(Stored data)
◇ ◇ ◇ ◇ ◇

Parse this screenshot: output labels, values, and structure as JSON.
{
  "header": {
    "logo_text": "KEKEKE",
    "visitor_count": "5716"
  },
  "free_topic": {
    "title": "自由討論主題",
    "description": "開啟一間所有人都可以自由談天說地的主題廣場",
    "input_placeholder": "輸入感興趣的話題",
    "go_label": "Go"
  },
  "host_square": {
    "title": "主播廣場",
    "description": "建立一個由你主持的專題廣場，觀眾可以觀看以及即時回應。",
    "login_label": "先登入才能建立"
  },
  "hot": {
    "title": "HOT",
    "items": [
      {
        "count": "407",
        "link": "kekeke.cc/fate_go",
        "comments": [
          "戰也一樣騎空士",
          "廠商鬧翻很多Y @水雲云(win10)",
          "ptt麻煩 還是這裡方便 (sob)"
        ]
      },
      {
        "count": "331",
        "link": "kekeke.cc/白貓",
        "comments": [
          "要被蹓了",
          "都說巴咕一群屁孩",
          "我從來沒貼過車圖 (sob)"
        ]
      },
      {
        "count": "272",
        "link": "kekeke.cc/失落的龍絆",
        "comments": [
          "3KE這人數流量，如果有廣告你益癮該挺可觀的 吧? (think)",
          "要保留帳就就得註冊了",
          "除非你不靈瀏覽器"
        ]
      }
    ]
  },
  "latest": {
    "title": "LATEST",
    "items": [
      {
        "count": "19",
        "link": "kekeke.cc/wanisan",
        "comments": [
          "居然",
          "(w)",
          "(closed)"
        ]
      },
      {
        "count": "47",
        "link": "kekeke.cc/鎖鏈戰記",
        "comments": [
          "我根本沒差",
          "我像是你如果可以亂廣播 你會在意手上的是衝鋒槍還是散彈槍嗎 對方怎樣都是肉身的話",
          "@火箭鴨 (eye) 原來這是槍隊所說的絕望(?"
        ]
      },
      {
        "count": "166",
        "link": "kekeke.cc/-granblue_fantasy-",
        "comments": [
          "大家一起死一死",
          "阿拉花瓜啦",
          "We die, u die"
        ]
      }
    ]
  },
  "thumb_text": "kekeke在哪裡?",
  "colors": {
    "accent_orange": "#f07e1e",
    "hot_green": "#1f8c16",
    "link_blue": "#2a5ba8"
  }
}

◇ ◇ ◇ ◇ ◇

* Task description
From the listing above, extract every line exactly as it stands.

* The completed task
Parse this screenshot: output labels, values, and structure as JSON.
{
  "header": {
    "logo_text": "KEKEKE",
    "visitor_count": "5716"
  },
  "free_topic": {
    "title": "自由討論主題",
    "description": "開啟一間所有人都可以自由談天說地的主題廣場",
    "input_placeholder": "輸入感興趣的話題",
    "go_label": "Go"
  },
  "host_square": {
    "title": "主播廣場",
    "description": "建立一個由你主持的專題廣場，觀眾可以觀看以及即時回應。",
    "login_label": "先登入才能建立"
  },
  "hot": {
    "title": "HOT",
    "items": [
      {
        "count": "407",
        "link": "kekeke.cc/fate_go",
        "comments": [
          "戰也一樣騎空士",
          "廠商鬧翻很多Y @水雲云(win10)",
          "ptt麻煩 還是這裡方便 (sob)"
        ]
      },
      {
        "count": "331",
        "link": "kekeke.cc/白貓",
        "comments": [
          "要被蹓了",
          "都說巴咕一群屁孩",
          "我從來沒貼過車圖 (sob)"
        ]
      },
      {
        "count": "272",
        "link": "kekeke.cc/失落的龍絆",
        "comments": [
          "3KE這人數流量，如果有廣告你益癮該挺可觀的 吧? (think)",
          "要保留帳就就得註冊了",
          "除非你不靈瀏覽器"
        ]
      }
    ]
  },
  "latest": {
    "title": "LATEST",
    "items": [
      {
        "count": "19",
        "link": "kekeke.cc/wanisan",
        "comments": [
          "居然",
          "(w)",
          "(closed)"
        ]
      },
      {
        "count": "47",
        "link": "kekeke.cc/鎖鏈戰記",
        "comments": [
          "我根本沒差",
          "我像是你如果可以亂廣播 你會在意手上的是衝鋒槍還是散彈槍嗎 對方怎樣都是肉身的話",
          "@火箭鴨 (eye) 原來這是槍隊所說的絕望(?"
        ]
      },
      {
        "count": "166",
        "link": "kekeke.cc/-granblue_fantasy-",
        "comments": [
          "大家一起死一死",
          "阿拉花瓜啦",
          "We die, u die"
        ]
      }
    ]
  },
  "thumb_text": "kekeke在哪裡?",
  "colors": {
    "accent_orange": "#f07e1e",
    "hot_green": "#1f8c16",
    "link_blue": "#2a5ba8"
  }
}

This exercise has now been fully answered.